═══ Record set

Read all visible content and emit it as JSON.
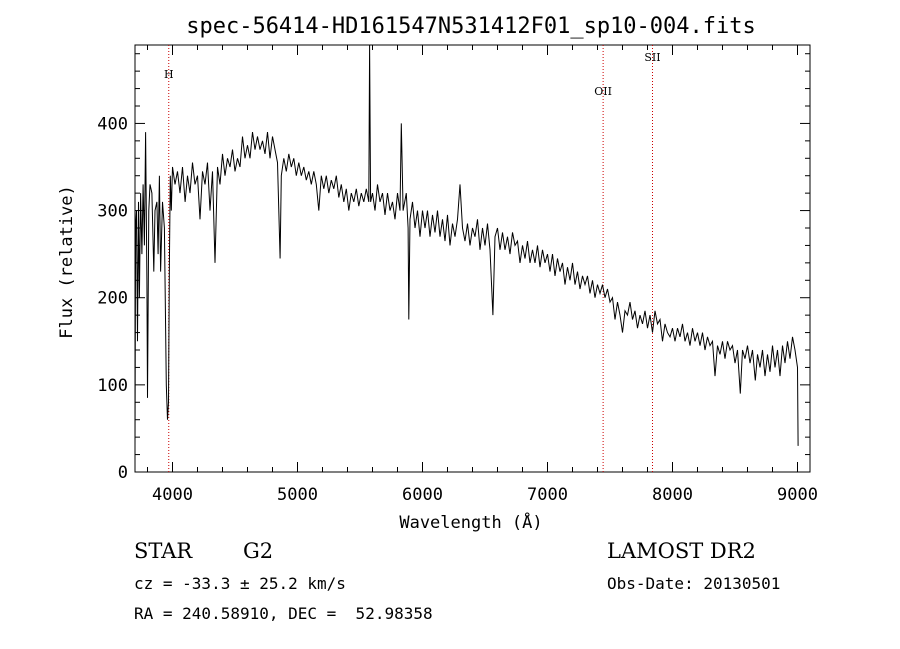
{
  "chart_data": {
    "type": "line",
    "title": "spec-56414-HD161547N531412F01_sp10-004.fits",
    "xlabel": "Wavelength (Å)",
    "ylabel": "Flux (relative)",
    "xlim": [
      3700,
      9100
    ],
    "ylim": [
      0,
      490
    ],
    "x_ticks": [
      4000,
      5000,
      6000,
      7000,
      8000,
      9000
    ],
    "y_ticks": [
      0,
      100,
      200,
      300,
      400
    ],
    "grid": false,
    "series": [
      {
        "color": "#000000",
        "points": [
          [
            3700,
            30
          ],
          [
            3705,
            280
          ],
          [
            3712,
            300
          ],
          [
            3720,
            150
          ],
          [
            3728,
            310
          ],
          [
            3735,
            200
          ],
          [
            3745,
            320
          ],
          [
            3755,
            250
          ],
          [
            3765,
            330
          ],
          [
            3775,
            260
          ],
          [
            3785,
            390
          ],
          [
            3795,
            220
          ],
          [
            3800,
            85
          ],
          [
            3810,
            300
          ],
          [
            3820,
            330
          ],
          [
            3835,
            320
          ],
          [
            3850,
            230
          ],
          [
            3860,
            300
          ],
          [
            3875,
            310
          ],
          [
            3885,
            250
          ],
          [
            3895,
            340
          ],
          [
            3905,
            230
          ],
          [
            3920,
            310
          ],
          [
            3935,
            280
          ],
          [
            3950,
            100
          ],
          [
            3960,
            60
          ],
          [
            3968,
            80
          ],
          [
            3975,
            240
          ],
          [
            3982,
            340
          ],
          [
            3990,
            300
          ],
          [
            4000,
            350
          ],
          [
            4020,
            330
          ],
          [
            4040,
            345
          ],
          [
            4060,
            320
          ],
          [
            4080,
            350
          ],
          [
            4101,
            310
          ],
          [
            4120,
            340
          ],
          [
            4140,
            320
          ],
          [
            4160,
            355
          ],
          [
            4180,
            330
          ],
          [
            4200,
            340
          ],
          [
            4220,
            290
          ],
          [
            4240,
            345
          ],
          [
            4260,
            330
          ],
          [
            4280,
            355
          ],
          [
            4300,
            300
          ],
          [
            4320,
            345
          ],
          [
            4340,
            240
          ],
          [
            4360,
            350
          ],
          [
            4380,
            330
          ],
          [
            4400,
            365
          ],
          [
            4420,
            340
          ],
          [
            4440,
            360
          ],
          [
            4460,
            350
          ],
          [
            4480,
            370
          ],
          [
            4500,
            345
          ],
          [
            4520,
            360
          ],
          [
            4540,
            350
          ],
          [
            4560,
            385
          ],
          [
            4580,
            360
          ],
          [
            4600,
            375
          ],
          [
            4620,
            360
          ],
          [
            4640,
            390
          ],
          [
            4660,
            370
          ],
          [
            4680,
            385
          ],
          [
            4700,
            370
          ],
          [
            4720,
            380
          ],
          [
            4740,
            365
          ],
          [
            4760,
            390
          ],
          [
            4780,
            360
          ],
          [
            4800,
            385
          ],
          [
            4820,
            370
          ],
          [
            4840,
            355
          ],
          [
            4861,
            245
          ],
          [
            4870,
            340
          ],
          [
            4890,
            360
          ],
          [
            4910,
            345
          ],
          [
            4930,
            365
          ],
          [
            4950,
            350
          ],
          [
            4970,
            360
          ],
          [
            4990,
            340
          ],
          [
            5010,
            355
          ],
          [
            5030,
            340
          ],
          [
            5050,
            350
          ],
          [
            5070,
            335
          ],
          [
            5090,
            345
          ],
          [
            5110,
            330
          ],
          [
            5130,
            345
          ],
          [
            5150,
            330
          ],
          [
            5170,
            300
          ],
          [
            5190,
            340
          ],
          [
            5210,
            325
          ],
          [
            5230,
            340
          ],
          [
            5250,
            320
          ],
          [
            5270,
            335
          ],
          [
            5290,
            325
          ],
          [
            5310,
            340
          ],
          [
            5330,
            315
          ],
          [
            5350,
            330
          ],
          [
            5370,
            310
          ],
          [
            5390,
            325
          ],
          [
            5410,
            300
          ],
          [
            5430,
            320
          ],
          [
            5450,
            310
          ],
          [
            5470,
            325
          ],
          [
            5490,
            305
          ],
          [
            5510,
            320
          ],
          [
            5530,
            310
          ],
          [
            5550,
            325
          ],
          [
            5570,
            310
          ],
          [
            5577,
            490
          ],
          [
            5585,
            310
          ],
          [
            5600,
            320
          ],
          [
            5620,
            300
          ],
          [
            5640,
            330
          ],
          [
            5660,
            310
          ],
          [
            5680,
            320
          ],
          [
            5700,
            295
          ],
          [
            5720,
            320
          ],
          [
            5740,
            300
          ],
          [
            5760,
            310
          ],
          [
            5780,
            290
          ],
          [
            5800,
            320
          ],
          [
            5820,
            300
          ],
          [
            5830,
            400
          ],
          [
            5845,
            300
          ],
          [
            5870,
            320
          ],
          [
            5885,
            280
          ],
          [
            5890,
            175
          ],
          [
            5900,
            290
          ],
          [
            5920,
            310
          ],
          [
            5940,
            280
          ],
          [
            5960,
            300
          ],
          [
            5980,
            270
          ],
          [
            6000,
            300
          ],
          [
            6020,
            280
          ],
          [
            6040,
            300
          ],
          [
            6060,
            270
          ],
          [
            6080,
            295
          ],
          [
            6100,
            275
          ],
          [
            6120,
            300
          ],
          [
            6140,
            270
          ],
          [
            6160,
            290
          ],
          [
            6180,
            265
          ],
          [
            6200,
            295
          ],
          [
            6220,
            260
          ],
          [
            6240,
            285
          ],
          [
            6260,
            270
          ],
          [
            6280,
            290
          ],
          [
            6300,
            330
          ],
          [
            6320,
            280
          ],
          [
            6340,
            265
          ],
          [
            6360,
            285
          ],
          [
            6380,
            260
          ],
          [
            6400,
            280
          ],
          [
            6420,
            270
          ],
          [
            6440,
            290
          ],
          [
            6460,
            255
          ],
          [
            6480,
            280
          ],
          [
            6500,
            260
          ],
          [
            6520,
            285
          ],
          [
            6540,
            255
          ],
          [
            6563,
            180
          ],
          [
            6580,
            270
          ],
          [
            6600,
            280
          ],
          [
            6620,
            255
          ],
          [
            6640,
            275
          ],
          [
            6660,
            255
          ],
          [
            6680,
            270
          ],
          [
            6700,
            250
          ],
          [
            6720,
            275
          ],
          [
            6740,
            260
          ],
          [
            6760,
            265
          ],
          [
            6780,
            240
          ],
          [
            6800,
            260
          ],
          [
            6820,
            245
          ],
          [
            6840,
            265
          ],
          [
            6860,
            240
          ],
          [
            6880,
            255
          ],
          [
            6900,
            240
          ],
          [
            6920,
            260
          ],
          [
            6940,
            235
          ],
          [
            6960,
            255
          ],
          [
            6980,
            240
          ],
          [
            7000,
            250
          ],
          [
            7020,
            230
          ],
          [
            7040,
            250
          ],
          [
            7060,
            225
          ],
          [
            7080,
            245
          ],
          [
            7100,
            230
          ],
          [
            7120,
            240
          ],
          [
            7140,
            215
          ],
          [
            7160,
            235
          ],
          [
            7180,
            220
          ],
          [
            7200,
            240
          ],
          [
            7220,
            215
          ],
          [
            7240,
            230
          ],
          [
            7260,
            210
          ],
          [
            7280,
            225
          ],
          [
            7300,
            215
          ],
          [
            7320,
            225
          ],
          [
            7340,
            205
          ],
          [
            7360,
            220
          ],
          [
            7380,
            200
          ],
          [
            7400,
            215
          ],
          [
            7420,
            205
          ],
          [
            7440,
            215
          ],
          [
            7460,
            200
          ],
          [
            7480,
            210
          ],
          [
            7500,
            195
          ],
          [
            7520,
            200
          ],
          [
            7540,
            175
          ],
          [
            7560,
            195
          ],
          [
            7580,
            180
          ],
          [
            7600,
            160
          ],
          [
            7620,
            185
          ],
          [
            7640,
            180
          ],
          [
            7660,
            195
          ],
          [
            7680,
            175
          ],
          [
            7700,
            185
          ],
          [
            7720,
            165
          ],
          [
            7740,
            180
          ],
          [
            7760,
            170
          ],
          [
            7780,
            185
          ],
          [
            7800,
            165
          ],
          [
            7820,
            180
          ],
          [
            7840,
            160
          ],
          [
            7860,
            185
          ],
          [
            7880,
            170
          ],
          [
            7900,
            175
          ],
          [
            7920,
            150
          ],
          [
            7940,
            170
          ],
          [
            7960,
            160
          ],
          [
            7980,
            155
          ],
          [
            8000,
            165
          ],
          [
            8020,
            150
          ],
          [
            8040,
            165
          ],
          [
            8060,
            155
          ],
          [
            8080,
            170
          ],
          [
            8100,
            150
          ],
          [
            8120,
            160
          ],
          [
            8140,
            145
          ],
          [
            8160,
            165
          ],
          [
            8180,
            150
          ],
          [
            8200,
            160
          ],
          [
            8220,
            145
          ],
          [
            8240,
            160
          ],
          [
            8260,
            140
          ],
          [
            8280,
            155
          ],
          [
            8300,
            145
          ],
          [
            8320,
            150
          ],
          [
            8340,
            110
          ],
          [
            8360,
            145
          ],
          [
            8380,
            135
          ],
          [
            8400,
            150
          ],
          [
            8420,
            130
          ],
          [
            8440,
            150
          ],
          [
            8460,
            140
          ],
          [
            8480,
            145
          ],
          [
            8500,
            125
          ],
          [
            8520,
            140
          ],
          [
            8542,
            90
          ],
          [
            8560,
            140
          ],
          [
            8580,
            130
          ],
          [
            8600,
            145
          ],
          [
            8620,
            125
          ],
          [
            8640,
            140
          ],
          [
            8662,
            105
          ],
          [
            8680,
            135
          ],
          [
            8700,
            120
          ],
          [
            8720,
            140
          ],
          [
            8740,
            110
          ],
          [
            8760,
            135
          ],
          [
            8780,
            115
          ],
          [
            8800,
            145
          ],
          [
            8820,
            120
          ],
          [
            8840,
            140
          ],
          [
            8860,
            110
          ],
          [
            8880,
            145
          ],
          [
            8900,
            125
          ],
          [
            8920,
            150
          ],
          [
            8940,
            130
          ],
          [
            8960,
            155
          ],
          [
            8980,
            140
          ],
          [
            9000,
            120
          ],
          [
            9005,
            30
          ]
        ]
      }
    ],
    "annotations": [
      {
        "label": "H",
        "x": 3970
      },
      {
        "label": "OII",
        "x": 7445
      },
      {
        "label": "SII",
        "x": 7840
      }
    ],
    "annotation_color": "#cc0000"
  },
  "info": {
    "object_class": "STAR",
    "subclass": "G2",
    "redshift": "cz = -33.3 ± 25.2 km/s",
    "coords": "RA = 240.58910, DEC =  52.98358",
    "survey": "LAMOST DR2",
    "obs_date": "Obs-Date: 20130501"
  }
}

══════
═══ Record set

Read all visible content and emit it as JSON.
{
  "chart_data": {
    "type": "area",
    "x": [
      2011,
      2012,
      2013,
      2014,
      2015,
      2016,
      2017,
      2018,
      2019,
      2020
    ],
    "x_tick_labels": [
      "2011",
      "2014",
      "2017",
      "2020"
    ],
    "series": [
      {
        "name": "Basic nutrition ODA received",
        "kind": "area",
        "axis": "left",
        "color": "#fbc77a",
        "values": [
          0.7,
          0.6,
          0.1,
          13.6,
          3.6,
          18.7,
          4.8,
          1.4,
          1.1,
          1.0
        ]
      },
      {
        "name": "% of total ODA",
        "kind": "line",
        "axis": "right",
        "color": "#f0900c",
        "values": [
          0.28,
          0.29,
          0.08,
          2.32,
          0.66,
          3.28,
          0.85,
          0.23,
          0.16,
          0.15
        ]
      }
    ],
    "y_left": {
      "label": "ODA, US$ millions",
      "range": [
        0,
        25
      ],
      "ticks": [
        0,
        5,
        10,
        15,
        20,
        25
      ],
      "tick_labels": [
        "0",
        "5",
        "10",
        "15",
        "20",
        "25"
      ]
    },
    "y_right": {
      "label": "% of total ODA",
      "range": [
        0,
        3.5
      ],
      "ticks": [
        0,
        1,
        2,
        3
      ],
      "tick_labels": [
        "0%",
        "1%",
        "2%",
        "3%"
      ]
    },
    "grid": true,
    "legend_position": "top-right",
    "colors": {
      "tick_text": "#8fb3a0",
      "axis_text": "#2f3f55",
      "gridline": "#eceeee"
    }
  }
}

══════

**What you are asked to do**. Determine how many lines include the word "name" and report that number by itself.

**Right answer**. 2